Extract the lines that carry the string "Justice" from the listing.
━━━━━━━━
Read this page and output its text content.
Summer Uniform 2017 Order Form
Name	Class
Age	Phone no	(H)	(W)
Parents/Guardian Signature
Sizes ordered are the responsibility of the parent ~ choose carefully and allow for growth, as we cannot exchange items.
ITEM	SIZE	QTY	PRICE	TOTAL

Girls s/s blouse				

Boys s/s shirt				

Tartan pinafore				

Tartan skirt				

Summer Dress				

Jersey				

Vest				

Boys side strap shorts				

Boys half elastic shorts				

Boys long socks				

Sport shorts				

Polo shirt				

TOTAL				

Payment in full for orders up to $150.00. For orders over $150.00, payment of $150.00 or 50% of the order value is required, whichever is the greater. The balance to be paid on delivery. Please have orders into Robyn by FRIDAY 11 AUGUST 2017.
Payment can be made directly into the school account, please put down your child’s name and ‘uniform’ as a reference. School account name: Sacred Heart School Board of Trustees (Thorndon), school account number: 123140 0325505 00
━━━━━━━━
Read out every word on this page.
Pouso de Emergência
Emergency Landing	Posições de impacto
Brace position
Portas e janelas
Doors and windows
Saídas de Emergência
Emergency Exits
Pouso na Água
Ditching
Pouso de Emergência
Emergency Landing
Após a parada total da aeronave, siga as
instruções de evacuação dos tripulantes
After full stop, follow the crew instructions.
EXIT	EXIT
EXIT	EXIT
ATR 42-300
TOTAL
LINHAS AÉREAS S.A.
━━━━━━━━
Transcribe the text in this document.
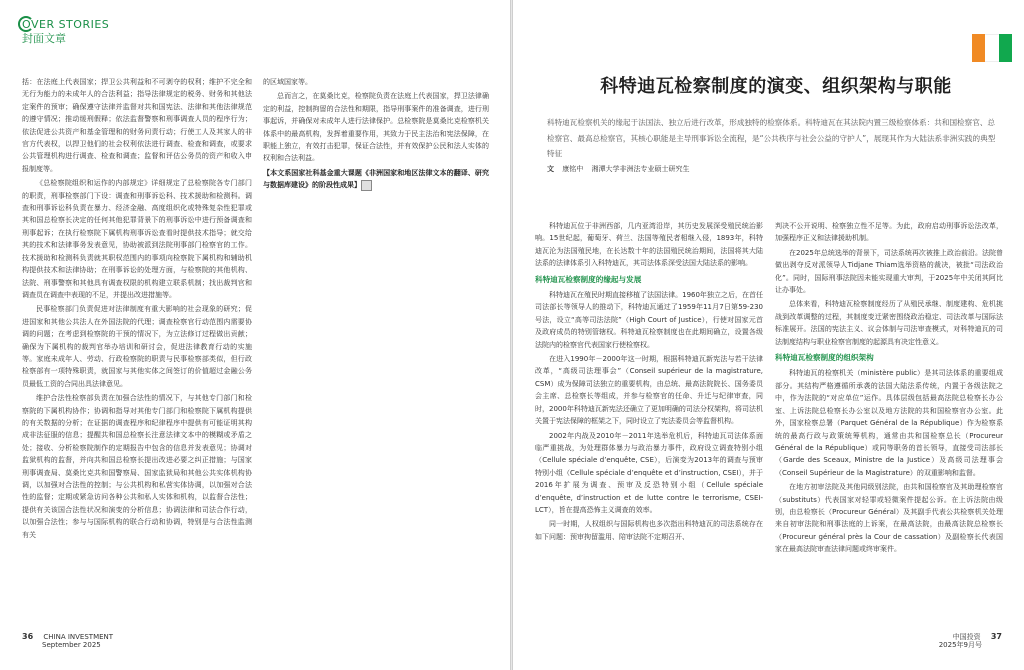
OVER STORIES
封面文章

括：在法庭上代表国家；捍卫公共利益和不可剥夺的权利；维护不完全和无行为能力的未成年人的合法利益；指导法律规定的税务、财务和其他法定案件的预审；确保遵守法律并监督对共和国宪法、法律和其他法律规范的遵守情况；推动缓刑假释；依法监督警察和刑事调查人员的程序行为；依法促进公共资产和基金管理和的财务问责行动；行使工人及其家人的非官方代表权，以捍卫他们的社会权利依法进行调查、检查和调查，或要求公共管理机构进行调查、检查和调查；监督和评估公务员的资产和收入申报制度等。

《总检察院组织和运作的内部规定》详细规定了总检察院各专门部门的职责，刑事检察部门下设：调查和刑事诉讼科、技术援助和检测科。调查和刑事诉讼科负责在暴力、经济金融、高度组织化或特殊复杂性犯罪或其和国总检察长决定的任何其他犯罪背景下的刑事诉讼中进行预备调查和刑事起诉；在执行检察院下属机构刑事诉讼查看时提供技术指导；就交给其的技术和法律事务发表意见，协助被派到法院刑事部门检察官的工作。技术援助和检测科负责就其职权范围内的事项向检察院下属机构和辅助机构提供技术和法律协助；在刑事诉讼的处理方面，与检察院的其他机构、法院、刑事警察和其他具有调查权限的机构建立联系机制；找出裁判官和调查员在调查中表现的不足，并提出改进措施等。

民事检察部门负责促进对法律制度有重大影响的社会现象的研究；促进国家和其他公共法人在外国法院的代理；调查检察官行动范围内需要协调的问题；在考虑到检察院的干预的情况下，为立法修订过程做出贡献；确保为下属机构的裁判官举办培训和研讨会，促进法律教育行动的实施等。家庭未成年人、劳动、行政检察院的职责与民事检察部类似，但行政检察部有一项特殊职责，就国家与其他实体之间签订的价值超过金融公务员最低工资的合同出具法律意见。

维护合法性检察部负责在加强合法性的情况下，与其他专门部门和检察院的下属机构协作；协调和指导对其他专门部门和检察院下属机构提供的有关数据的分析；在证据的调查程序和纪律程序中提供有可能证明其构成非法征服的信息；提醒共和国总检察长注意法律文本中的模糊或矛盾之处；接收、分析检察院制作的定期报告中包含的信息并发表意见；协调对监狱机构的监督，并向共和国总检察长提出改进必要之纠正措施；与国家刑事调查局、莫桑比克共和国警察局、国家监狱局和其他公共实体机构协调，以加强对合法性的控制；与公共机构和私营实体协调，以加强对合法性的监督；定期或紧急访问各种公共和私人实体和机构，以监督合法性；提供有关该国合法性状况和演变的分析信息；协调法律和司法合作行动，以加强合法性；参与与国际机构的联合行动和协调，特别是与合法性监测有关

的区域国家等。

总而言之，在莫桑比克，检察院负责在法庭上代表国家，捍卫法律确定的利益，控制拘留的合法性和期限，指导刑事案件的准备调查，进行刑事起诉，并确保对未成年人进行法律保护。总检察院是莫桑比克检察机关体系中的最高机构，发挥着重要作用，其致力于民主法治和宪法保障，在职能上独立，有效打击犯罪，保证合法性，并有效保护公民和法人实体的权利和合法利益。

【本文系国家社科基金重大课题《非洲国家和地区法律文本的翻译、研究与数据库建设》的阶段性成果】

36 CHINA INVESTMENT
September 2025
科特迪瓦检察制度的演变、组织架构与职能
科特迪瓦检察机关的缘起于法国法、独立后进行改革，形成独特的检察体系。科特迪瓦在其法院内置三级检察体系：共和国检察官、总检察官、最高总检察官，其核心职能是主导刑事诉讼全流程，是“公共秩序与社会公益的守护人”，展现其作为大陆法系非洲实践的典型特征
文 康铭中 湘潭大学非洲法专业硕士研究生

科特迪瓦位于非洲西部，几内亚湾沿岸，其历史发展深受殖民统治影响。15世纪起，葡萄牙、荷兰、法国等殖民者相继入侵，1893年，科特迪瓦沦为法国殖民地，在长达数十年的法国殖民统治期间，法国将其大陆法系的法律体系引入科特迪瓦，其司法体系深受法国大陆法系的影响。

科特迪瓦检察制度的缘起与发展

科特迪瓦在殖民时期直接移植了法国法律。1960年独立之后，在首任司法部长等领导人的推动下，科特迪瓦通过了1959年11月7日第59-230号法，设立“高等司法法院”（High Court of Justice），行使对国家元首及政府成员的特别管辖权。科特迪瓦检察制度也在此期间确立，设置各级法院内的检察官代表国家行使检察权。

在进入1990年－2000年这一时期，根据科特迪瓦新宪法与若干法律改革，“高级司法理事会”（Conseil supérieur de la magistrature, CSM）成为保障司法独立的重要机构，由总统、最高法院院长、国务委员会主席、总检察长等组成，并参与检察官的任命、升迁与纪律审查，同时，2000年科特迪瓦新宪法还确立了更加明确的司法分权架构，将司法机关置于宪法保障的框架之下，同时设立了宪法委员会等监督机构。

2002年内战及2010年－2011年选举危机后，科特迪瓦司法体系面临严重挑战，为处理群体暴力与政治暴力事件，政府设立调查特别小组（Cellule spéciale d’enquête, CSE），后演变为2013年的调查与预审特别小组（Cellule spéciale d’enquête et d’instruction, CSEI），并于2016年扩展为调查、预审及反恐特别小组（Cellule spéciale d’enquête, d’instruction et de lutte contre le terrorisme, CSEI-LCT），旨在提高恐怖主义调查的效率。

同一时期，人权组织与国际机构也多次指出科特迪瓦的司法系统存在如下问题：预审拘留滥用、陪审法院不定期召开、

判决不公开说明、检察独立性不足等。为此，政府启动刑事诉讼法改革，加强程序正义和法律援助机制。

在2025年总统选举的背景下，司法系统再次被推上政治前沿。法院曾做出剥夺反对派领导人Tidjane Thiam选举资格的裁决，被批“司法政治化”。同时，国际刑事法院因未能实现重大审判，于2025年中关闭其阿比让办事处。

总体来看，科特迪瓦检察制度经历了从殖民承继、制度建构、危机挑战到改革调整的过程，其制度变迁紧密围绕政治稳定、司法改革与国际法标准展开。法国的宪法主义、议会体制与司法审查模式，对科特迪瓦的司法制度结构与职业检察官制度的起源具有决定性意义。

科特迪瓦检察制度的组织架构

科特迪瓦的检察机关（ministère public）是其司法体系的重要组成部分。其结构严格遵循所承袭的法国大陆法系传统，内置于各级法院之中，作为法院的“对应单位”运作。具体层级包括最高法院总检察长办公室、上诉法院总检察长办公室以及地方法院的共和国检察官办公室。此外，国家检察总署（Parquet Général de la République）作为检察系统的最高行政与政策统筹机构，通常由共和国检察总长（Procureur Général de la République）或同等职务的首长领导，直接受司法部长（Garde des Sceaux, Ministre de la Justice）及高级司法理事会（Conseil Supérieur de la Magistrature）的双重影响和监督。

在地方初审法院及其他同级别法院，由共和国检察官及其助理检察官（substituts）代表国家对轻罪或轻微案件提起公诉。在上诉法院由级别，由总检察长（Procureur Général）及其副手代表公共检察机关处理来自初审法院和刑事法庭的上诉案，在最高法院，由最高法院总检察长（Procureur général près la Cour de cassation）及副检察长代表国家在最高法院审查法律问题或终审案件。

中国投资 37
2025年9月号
━━━━━━━━
* EXERCISE SOLUTION:
科特迪瓦在殖民时期直接移植了法国法律。1960年独立之后，在首任司法部长等领导人的推动下，科特迪瓦通过了1959年11月7日第59-230号法，设立“高等司法法院”（High Court of Justice），行使对国家元首及政府成员的特别管辖权。科特迪瓦检察制度也在此期间确立，设置各级法院内的检察官代表国家行使检察权。
科特迪瓦的检察机关（ministère public）是其司法体系的重要组成部分。其结构严格遵循所承袭的法国大陆法系传统，内置于各级法院之中，作为法院的“对应单位”运作。具体层级包括最高法院总检察长办公室、上诉法院总检察长办公室以及地方法院的共和国检察官办公室。此外，国家检察总署（Parquet Général de la République）作为检察系统的最高行政与政策统筹机构，通常由共和国检察总长（Procureur Général de la République）或同等职务的首长领导，直接受司法部长（Garde des Sceaux, Ministre de la Justice）及高级司法理事会（Conseil Supérieur de la Magistrature）的双重影响和监督。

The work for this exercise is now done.